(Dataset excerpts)
------------------------------------
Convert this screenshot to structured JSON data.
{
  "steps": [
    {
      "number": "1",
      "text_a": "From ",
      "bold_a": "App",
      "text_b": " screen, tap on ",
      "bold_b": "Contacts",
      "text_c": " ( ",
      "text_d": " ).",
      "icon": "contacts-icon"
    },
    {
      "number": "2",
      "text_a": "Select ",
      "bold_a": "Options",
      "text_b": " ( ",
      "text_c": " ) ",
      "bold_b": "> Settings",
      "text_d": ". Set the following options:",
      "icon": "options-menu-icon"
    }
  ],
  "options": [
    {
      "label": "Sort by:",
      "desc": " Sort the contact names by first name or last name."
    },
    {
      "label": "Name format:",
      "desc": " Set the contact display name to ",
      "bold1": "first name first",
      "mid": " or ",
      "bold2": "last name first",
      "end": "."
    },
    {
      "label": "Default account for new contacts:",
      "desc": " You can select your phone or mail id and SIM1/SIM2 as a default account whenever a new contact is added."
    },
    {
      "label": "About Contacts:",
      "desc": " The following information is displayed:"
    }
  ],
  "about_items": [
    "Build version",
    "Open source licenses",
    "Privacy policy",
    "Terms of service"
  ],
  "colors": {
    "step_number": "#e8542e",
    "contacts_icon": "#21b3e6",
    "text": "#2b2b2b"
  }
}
------------------------------------
# Exercise details
Say only how many lines in the records carry the word "last".

# Written answer
2